- _Prompt_
Write out the Virchow-Robin spaces passage word for word, starting at "e.common in relation" and ending at "to the putamen.".

- _Text passage_
* * * *

Tuesday 3 November 2015

WHAT IS STATUS CRIBOSUS

Q.All are true regarding space of Virchow-Robin (VRS) except
a. isointense to CSF on all pulse sequences
b. type 2 lacunae
c. lack mass effect
d. round, oval, or curvilinear with well-defined, smooth margins

e.common in relation to anterior commissure


ANS---b





  • Perivascular space of Virchow-Robin (VRS) is an extension of the subarachnoid space that accompanies penetrating vessels into the brain to the level of the capillaries. 
  • The VRS at the base of the brain follow the lenticulostriate arteries as they enter the basal ganglia through the anterior perforated substance. On axial images they are typically adjacent to the anterior or posterior surface of the lateral portion of the anterior commissure . In the coronal or sagittal plane they are adjacent to the superior surface of the commissure or just lateral to the putamen.
  • Those in the high convexity  follow the course of the penetrating cortical arteries and arterioles from the high-convexity gray matter into the centrum semiovale.
  • High signal intensity (i.e., higher intensity than CSF, most notably on proton density–weighted or FLAIR images) foci in the midbrain  can be seen from enlarged perivascular spaces(along  branches of the collicular and accessory collicular arteries)
  • Small VR spaces (less than 2 mm) are found in all age groups and probably represent a normal anatomic finding . With advancing age, VR spaces are found with increasing frequency and larger apparent size .

* * * *

- _Supplied material_

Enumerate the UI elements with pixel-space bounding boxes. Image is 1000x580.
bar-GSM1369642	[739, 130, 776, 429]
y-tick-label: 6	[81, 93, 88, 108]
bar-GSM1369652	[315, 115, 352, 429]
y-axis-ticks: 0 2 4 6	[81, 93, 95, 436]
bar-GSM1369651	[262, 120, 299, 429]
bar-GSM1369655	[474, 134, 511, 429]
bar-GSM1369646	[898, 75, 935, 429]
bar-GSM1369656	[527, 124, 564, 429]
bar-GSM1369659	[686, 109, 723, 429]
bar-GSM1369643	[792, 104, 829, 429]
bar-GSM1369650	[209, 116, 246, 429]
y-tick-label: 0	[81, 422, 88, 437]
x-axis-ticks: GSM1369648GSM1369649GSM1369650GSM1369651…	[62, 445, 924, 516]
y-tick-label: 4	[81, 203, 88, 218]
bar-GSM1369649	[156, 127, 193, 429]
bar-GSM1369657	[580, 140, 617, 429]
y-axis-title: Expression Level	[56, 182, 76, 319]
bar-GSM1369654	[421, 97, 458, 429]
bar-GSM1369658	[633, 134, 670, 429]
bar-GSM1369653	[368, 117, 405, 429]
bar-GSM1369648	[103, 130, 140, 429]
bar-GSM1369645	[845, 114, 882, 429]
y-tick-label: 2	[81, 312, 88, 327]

* * * *

- _Task solution_
e.common in relation to anterior commissure


ANS---b





  • Perivascular space of Virchow-Robin (VRS) is an extension of the subarachnoid space that accompanies penetrating vessels into the brain to the level of the capillaries. 
  • The VRS at the base of the brain follow the lenticulostriate arteries as they enter the basal ganglia through the anterior perforated substance. On axial images they are typically adjacent to the anterior or posterior surface of the lateral portion of the anterior commissure . In the coronal or sagittal plane they are adjacent to the superior surface of the commissure or just lateral to the putamen.